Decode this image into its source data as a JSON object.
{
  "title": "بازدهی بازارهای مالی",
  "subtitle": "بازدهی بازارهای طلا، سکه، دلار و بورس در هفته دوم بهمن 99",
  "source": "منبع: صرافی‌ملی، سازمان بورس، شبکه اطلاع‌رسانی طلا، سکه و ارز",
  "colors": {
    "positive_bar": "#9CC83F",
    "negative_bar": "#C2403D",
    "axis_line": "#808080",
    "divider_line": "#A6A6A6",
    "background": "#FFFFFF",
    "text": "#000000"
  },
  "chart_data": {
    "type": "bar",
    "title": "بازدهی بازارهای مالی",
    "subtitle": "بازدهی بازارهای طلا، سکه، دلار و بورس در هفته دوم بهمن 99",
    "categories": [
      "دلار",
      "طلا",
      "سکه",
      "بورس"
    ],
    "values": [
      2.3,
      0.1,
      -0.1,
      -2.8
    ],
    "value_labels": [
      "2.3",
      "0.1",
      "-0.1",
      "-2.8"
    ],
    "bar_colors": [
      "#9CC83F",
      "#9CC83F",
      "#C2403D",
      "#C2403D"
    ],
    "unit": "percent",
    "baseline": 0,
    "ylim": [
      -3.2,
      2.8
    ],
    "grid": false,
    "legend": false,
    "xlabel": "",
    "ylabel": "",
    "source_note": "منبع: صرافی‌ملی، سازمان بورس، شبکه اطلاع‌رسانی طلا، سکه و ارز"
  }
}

■ ■ ■ ■ ■ ■ ■

_INSTRUCTION_
Write out the entries above word for word.

_THE RESULT_
Decode this image into its source data as a JSON object.
{
  "title": "بازدهی بازارهای مالی",
  "subtitle": "بازدهی بازارهای طلا، سکه، دلار و بورس در هفته دوم بهمن 99",
  "source": "منبع: صرافی‌ملی، سازمان بورس، شبکه اطلاع‌رسانی طلا، سکه و ارز",
  "colors": {
    "positive_bar": "#9CC83F",
    "negative_bar": "#C2403D",
    "axis_line": "#808080",
    "divider_line": "#A6A6A6",
    "background": "#FFFFFF",
    "text": "#000000"
  },
  "chart_data": {
    "type": "bar",
    "title": "بازدهی بازارهای مالی",
    "subtitle": "بازدهی بازارهای طلا، سکه، دلار و بورس در هفته دوم بهمن 99",
    "categories": [
      "دلار",
      "طلا",
      "سکه",
      "بورس"
    ],
    "values": [
      2.3,
      0.1,
      -0.1,
      -2.8
    ],
    "value_labels": [
      "2.3",
      "0.1",
      "-0.1",
      "-2.8"
    ],
    "bar_colors": [
      "#9CC83F",
      "#9CC83F",
      "#C2403D",
      "#C2403D"
    ],
    "unit": "percent",
    "baseline": 0,
    "ylim": [
      -3.2,
      2.8
    ],
    "grid": false,
    "legend": false,
    "xlabel": "",
    "ylabel": "",
    "source_note": "منبع: صرافی‌ملی، سازمان بورس، شبکه اطلاع‌رسانی طلا، سکه و ارز"
  }
}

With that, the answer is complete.